RECORDED INFORMATION:
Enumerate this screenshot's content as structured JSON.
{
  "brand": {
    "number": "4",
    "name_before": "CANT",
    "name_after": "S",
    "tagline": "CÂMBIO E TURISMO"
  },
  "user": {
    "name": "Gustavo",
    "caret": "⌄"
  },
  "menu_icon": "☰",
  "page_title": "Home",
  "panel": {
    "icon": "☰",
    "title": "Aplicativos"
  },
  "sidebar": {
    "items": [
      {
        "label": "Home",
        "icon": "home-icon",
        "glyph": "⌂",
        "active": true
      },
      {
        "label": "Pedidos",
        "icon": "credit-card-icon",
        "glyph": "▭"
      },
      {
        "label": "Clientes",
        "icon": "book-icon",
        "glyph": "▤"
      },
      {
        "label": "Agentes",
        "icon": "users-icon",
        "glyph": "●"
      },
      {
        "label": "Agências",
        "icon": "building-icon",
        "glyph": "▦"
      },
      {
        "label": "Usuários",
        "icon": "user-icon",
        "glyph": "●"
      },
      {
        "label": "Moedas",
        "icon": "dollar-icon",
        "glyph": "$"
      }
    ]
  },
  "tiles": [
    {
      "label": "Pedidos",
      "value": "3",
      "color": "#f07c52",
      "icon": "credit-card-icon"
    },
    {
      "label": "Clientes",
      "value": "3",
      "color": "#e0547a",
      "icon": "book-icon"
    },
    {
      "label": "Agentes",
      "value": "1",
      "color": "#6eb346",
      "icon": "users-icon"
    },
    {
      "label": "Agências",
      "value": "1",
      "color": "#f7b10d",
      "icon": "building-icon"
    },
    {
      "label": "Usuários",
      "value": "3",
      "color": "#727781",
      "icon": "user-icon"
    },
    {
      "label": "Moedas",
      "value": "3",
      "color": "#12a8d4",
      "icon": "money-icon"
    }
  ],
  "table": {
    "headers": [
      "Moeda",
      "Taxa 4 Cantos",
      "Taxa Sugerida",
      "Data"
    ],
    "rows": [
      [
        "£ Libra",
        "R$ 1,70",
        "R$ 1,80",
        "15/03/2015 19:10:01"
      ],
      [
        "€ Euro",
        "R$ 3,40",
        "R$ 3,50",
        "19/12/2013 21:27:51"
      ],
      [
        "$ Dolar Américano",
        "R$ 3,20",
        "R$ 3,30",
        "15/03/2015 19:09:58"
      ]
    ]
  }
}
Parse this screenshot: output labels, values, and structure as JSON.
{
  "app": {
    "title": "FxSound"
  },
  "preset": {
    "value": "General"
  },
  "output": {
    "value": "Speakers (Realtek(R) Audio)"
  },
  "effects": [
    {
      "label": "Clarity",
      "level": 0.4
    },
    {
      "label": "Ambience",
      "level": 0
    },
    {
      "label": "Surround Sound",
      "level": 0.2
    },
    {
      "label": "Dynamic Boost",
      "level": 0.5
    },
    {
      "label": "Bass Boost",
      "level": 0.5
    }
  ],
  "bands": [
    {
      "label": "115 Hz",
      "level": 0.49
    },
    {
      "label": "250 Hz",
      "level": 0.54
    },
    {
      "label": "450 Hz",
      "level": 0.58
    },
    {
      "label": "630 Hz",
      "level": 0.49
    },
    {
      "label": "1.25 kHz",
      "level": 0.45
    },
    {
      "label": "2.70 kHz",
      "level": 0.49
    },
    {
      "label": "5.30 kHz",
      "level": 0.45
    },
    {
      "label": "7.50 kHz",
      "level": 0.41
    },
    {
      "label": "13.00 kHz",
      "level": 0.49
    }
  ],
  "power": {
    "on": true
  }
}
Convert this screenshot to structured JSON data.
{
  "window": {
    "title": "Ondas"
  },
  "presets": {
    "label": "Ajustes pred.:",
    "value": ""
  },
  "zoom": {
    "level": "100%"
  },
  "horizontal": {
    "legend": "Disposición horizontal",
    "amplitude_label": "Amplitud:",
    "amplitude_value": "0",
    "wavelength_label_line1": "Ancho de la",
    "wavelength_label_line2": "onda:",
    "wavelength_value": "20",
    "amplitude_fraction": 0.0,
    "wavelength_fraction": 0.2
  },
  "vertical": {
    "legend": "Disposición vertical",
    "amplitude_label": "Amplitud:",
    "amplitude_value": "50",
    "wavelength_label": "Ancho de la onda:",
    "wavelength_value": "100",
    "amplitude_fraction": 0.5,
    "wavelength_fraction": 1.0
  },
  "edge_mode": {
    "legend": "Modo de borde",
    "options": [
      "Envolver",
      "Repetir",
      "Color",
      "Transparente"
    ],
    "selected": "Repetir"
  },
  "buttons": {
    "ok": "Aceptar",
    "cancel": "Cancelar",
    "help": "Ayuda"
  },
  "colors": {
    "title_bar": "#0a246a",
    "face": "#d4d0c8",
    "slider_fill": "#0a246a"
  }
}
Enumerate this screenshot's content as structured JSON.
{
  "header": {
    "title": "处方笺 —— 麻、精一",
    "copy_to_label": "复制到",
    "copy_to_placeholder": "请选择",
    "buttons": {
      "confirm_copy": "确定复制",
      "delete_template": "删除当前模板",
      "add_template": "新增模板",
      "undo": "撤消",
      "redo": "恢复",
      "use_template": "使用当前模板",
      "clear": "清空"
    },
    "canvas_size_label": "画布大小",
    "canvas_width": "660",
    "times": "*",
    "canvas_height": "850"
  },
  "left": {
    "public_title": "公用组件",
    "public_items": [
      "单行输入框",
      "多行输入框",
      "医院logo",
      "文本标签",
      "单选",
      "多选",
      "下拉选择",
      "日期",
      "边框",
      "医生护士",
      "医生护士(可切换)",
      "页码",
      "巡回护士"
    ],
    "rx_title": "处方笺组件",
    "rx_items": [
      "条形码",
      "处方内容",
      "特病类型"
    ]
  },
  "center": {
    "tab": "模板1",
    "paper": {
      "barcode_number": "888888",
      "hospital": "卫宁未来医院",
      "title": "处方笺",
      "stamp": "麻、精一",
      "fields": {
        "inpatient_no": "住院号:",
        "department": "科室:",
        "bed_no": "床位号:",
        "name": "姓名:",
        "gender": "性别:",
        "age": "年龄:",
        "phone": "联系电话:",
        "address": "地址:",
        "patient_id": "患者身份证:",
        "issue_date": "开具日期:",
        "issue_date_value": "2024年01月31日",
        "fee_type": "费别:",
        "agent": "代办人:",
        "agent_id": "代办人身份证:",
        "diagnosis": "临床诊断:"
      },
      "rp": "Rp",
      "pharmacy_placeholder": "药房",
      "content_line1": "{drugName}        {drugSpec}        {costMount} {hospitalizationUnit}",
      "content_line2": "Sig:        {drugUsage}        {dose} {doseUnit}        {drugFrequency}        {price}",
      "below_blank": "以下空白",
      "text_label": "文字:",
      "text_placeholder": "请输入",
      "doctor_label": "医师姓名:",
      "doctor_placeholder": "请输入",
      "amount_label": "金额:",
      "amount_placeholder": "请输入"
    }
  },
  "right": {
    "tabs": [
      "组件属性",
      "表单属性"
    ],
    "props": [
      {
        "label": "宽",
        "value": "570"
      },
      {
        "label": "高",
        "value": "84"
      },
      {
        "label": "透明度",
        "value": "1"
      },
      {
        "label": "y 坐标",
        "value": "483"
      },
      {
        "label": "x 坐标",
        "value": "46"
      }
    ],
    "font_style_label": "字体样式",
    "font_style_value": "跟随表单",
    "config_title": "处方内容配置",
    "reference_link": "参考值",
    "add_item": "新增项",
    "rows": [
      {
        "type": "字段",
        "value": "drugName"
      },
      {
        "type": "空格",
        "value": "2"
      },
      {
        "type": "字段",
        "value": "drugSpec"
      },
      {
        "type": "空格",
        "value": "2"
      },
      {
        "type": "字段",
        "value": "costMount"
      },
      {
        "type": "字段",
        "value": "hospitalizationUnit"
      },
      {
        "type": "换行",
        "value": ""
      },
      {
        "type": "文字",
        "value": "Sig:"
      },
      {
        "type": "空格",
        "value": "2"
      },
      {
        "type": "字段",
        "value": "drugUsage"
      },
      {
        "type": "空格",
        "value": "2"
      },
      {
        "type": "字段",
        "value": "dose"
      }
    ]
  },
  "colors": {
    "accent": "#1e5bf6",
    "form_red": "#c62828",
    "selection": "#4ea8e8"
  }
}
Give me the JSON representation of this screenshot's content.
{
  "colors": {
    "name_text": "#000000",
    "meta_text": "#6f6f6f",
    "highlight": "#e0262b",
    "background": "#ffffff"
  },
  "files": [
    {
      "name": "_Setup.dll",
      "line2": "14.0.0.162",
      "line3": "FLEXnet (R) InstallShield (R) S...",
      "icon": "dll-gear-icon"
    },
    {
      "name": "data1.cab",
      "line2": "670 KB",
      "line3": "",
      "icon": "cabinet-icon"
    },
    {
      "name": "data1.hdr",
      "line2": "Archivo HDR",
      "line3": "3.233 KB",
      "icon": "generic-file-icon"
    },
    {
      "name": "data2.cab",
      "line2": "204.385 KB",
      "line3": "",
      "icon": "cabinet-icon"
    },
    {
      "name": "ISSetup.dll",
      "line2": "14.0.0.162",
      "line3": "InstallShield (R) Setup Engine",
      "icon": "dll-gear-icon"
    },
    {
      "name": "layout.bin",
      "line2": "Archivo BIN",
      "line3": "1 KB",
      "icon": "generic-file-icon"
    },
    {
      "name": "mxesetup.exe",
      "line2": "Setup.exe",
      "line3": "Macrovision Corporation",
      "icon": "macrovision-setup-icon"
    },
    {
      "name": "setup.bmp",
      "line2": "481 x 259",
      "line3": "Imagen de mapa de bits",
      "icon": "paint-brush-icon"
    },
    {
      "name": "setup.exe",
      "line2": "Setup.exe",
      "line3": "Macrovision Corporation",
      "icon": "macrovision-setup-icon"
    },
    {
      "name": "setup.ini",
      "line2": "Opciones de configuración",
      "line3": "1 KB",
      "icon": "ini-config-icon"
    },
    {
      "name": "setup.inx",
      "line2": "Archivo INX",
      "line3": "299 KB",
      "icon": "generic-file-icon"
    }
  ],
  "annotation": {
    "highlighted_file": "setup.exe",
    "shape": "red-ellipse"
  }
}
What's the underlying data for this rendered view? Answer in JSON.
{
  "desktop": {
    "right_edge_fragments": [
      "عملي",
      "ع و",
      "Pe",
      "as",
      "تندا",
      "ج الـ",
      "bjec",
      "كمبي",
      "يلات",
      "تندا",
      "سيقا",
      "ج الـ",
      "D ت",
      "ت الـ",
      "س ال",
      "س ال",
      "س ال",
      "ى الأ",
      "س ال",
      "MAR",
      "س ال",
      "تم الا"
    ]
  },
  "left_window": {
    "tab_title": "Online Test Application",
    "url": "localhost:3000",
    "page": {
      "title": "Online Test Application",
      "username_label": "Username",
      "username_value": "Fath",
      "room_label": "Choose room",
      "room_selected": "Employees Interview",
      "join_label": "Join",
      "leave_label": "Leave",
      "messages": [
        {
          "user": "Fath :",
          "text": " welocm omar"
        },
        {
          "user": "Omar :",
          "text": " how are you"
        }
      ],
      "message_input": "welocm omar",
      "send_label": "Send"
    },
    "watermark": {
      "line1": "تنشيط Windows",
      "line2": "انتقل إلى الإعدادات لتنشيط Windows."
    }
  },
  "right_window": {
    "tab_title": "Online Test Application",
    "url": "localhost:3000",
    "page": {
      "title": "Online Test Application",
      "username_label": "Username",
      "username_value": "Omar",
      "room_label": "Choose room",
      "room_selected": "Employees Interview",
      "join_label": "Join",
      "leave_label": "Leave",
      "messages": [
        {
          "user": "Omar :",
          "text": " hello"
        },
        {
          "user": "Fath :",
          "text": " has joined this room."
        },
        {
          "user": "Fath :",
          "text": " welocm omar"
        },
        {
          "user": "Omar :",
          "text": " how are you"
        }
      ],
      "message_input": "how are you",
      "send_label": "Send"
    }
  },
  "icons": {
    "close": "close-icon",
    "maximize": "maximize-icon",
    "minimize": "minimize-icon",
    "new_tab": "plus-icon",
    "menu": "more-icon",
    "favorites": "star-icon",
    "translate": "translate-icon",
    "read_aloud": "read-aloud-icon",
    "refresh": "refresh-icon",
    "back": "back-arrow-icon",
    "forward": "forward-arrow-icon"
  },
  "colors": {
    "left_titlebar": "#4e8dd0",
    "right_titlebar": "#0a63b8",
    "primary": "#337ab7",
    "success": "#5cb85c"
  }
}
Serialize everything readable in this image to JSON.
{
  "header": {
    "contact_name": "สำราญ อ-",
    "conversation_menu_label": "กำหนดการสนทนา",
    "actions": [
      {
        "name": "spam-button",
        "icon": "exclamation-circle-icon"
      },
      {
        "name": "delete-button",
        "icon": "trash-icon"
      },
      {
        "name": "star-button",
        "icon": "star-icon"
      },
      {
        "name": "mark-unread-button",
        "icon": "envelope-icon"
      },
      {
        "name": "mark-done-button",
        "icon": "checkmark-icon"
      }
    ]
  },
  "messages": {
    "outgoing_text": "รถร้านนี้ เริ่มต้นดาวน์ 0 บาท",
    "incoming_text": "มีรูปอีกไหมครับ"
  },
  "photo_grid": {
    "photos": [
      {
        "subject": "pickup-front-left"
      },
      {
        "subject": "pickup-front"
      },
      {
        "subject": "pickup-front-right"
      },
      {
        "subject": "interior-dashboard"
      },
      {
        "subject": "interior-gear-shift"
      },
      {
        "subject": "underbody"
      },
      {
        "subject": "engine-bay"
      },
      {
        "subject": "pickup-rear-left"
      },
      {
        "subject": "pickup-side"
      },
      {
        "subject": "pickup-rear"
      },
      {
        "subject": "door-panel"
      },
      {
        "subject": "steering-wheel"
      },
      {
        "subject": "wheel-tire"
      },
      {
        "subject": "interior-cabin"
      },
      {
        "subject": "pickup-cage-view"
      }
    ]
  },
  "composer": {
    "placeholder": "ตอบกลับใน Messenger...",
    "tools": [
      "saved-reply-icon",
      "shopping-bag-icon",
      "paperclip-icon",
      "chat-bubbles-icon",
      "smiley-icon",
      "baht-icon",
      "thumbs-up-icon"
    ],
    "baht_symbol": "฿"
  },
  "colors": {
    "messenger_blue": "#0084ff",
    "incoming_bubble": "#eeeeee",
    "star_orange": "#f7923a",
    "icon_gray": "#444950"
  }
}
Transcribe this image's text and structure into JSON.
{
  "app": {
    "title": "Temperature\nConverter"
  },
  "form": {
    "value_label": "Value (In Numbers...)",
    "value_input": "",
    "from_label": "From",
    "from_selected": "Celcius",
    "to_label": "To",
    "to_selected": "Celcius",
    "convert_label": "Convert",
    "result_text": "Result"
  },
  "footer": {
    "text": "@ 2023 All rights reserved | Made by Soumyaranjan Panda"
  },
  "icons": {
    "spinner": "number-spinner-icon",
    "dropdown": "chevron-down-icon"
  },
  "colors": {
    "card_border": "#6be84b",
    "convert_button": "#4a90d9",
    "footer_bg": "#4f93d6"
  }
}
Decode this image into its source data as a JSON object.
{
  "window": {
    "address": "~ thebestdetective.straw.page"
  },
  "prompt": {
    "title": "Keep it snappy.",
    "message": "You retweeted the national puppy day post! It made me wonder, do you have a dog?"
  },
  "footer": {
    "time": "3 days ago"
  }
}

PROBLEM DETAILS: Your answer should be a single number: the count of lines in these records that hold the string "costMount".

EXERCISE ANSWER: 2